• [To do] Transcribe all the entries word for word, skipping the pictures.

• [Records provided]
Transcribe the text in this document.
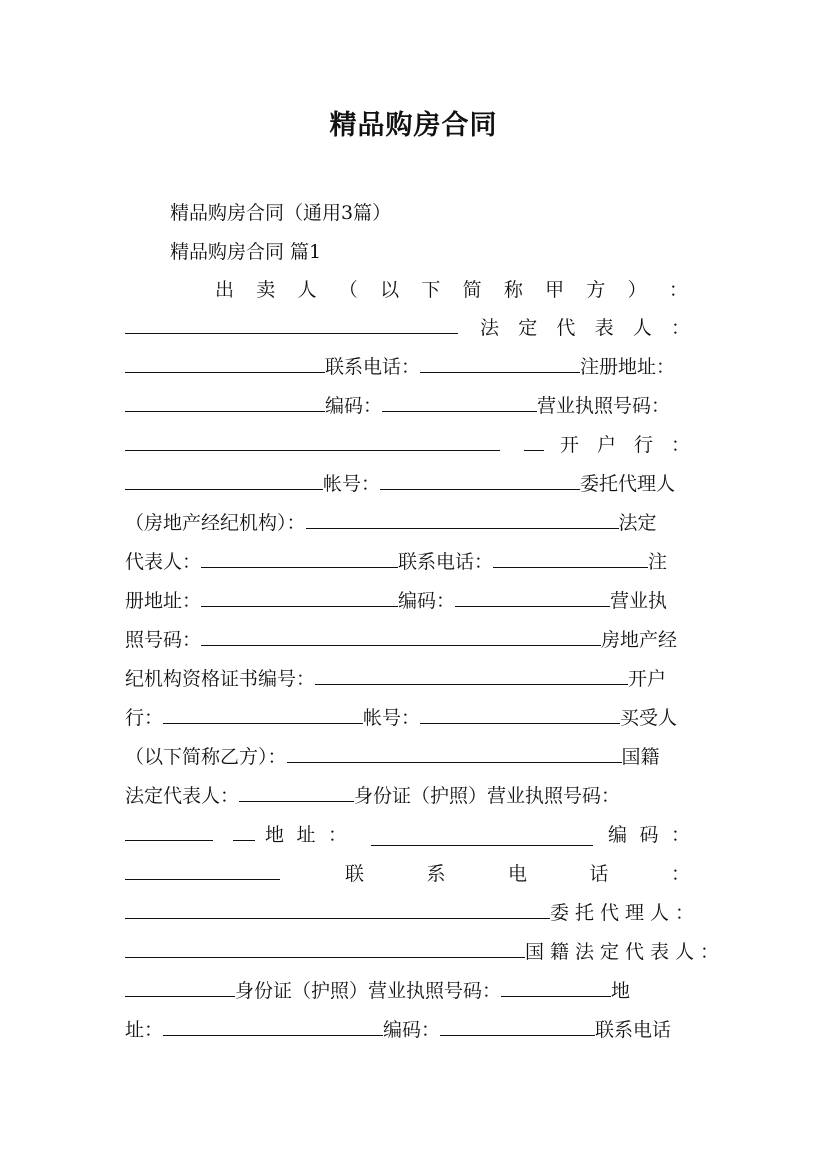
精品购房合同
精品购房合同（通用3篇）
精品购房合同 篇1
出 卖 人 （ 以 下 简 称 甲 方 ） ：
法 定 代 表 人 ：
联系电话：	注册地址：
编码：	营业执照号码：

开 户 行 ：
帐号：	委托代理人
（房地产经纪机构）：	法定
代表人：	联系电话：	注
册地址：	编码：	营业执
照号码：	房地产经
纪机构资格证书编号：	开户
行：	帐号：	买受人
（以下简称乙方）：	国籍
法定代表人：	身份证（护照）营业执照号码：

地 址 ：	编 码 ：
联	系	电	话	：
委托代理人：
国籍法定代表人：
身份证（护照）营业执照号码：	地
址：	编码：	联系电话
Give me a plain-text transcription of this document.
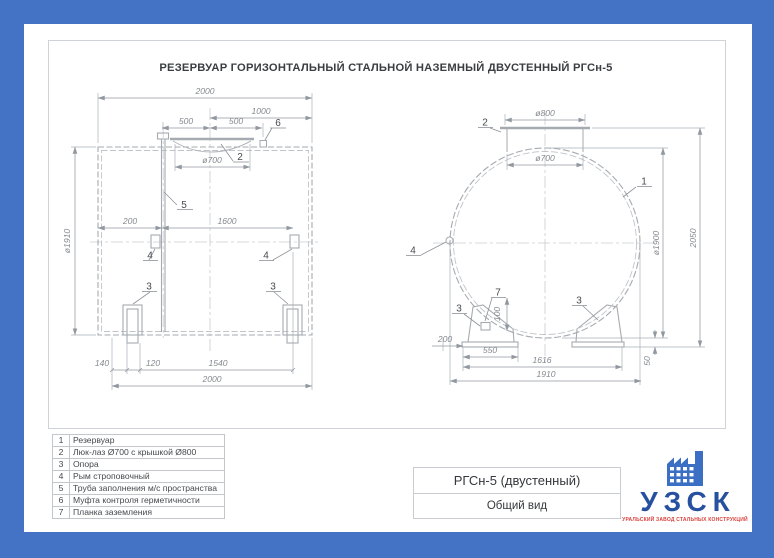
РЕЗЕРВУАР ГОРИЗОНТАЛЬНЫЙ СТАЛЬНОЙ НАЗЕМНЫЙ ДВУСТЕННЫЙ РГСн-5
2000
1000
500	500
ø700
ø1910
200	1600
140	120	1540
2000
5
2
6
4	4
3	3
ø800
ø700
ø1900	2050
100
200
550
1616
1910
50
1
2
4
3
3
7
1	Резервуар
2	Люк-лаз Ø700 с крышкой Ø800
3	Опора
4	Рым строповочный
5	Труба заполнения м/с пространства
6	Муфта контроля герметичности
7	Планка заземления
РГСн-5 (двустенный)
Общий вид	УЗСК
УРАЛЬСКИЙ ЗАВОД СТАЛЬНЫХ КОНСТРУКЦИЙ
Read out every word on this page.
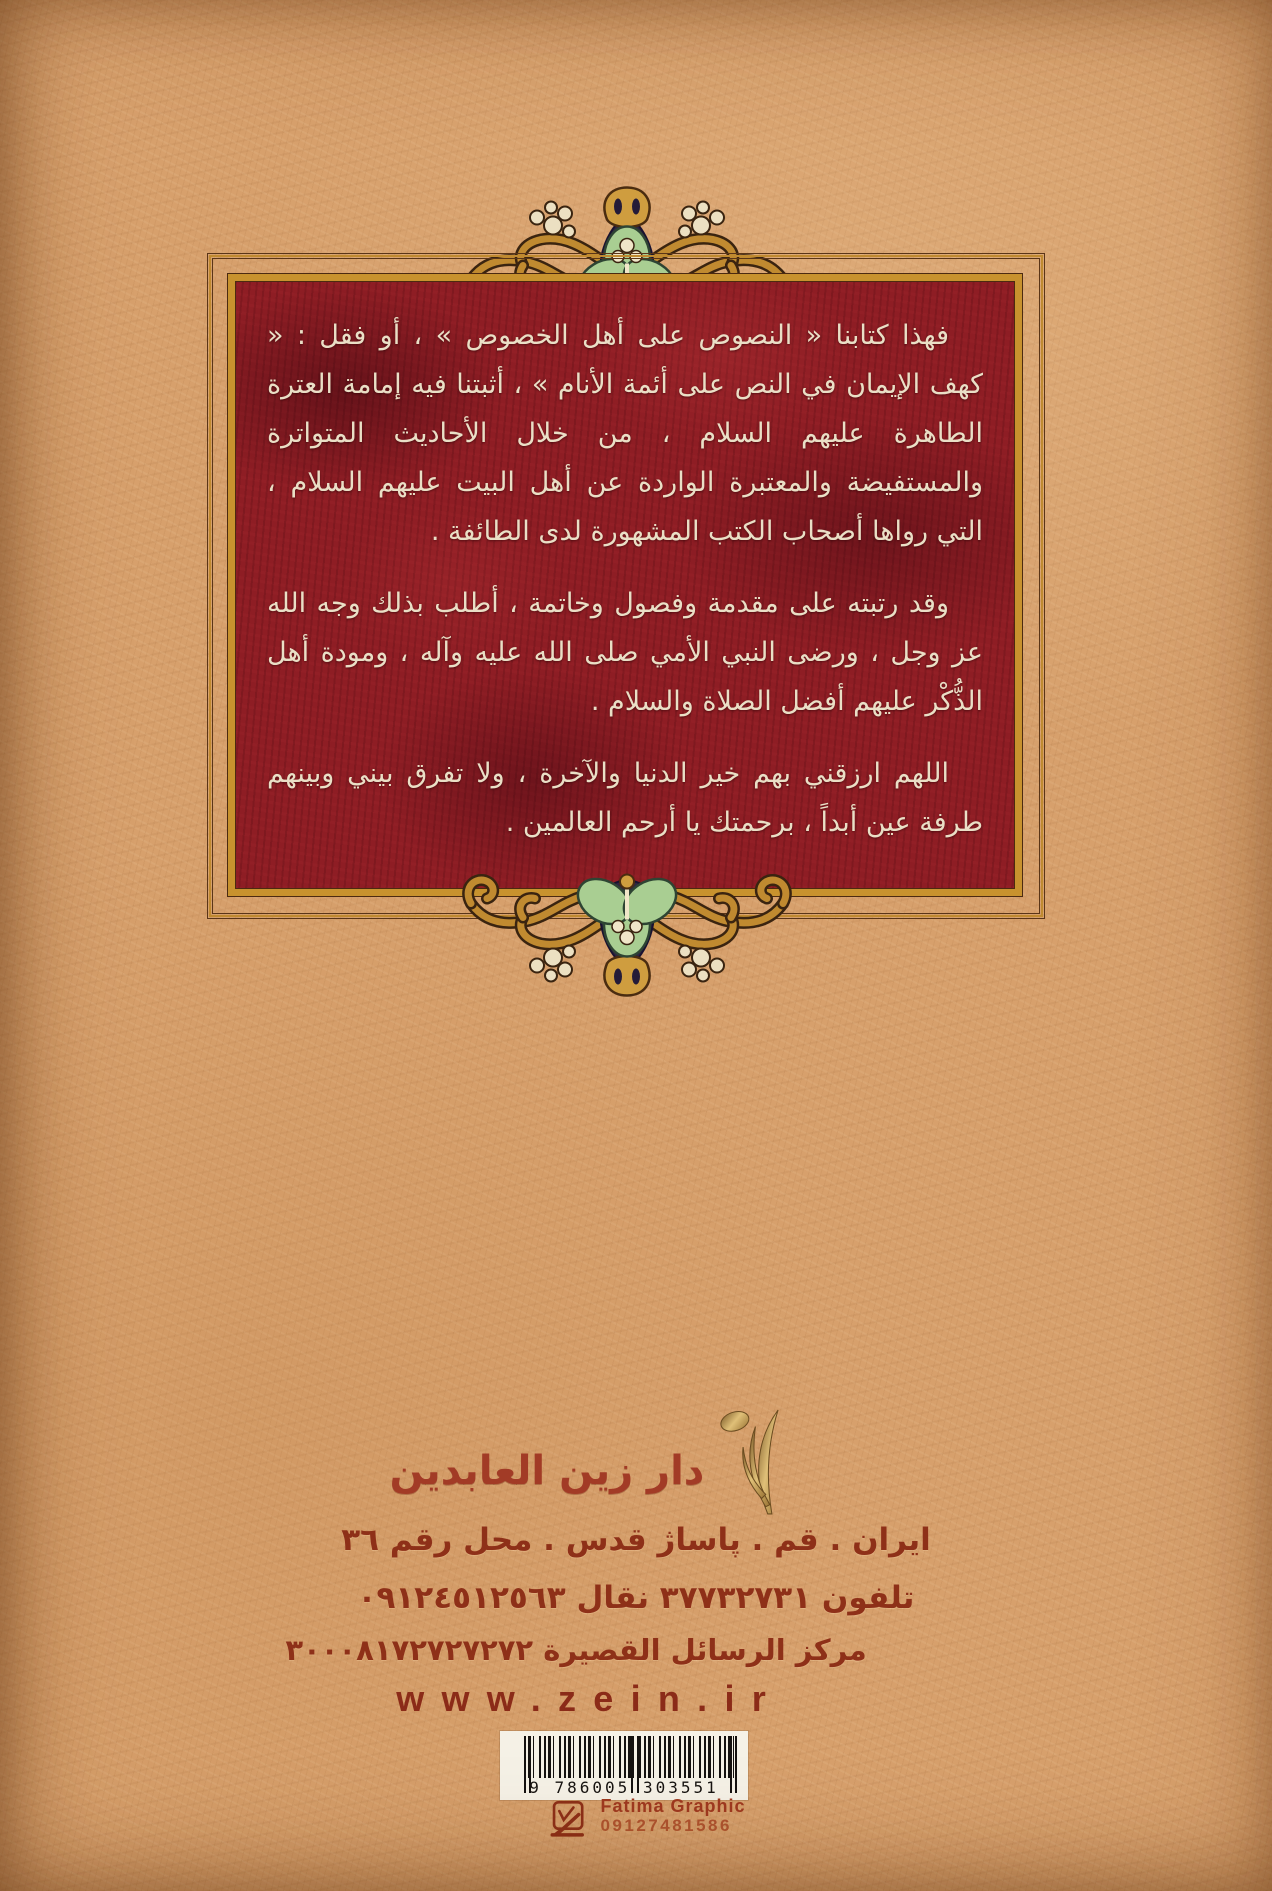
فهذا كتابنا « النصوص على أهل الخصوص » ، أو فقل : « كهف الإيمان في النص على أئمة الأنام » ، أثبتنا فيه إمامة العترة الطاهرة عليهم السلام ، من خلال الأحاديث المتواترة والمستفيضة والمعتبرة الواردة عن أهل البيت عليهم السلام ، التي رواها أصحاب الكتب المشهورة لدى الطائفة .

وقد رتبته على مقدمة وفصول وخاتمة ، أطلب بذلك وجه الله عز وجل ، ورضى النبي الأمي صلى الله عليه وآله ، ومودة أهل الذُّكْر عليهم أفضل الصلاة والسلام .

اللهم ارزقني بهم خير الدنيا والآخرة ، ولا تفرق بيني وبينهم طرفة عين أبداً ، برحمتك يا أرحم العالمين .

دار زين العابدين
ايران . قم . پاساژ قدس . محل رقم ٣٦
تلفون ٣٧٧٣٢٧٣١ نقال ٠٩١٢٤٥١٢٥٦٣
مركز الرسائل القصيرة ٣٠٠٠٨١٧٢٧٢٧٢٧٢
www.zein.ir
9 786005 303551
Fatima Graphic
09127481586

• [Solution to this task]
Transcribe the text in this document.
精品购房合同
精品购房合同（通用3篇）
精品购房合同 篇1
出 卖 人 （ 以 下 简 称 甲 方 ） ：
法 定 代 表 人 ：
联系电话：	注册地址：
编码：	营业执照号码：

开 户 行 ：
帐号：	委托代理人
（房地产经纪机构）：	法定
代表人：	联系电话：	注
册地址：	编码：	营业执
照号码：	房地产经
纪机构资格证书编号：	开户
行：	帐号：	买受人
（以下简称乙方）：	国籍
法定代表人：	身份证（护照）营业执照号码：

地 址 ：	编 码 ：
联	系	电	话	：
委托代理人：
国籍法定代表人：
身份证（护照）营业执照号码：	地
址：	编码：	联系电话
Give me a plain-text transcription of this document.
РЕЗЕРВУАР ГОРИЗОНТАЛЬНЫЙ СТАЛЬНОЙ НАЗЕМНЫЙ ДВУСТЕННЫЙ РГСн-5
2000
1000
500	500
ø700
ø1910
200	1600
140	120	1540
2000
5
2
6
4	4
3	3
ø800
ø700
ø1900	2050
100
200
550
1616
1910
50
1
2
4
3
3
7
1	Резервуар
2	Люк-лаз Ø700 с крышкой Ø800
3	Опора
4	Рым строповочный
5	Труба заполнения м/с пространства
6	Муфта контроля герметичности
7	Планка заземления
РГСн-5 (двустенный)
Общий вид	УЗСК
УРАЛЬСКИЙ ЗАВОД СТАЛЬНЫХ КОНСТРУКЦИЙ
Read out every word on this page.
فهذا كتابنا « النصوص على أهل الخصوص » ، أو فقل : « كهف الإيمان في النص على أئمة الأنام » ، أثبتنا فيه إمامة العترة الطاهرة عليهم السلام ، من خلال الأحاديث المتواترة والمستفيضة والمعتبرة الواردة عن أهل البيت عليهم السلام ، التي رواها أصحاب الكتب المشهورة لدى الطائفة .

وقد رتبته على مقدمة وفصول وخاتمة ، أطلب بذلك وجه الله عز وجل ، ورضى النبي الأمي صلى الله عليه وآله ، ومودة أهل الذُّكْر عليهم أفضل الصلاة والسلام .

اللهم ارزقني بهم خير الدنيا والآخرة ، ولا تفرق بيني وبينهم طرفة عين أبداً ، برحمتك يا أرحم العالمين .

دار زين العابدين
ايران . قم . پاساژ قدس . محل رقم ٣٦
تلفون ٣٧٧٣٢٧٣١ نقال ٠٩١٢٤٥١٢٥٦٣
مركز الرسائل القصيرة ٣٠٠٠٨١٧٢٧٢٧٢٧٢
www.zein.ir
9 786005 303551
Fatima Graphic
09127481586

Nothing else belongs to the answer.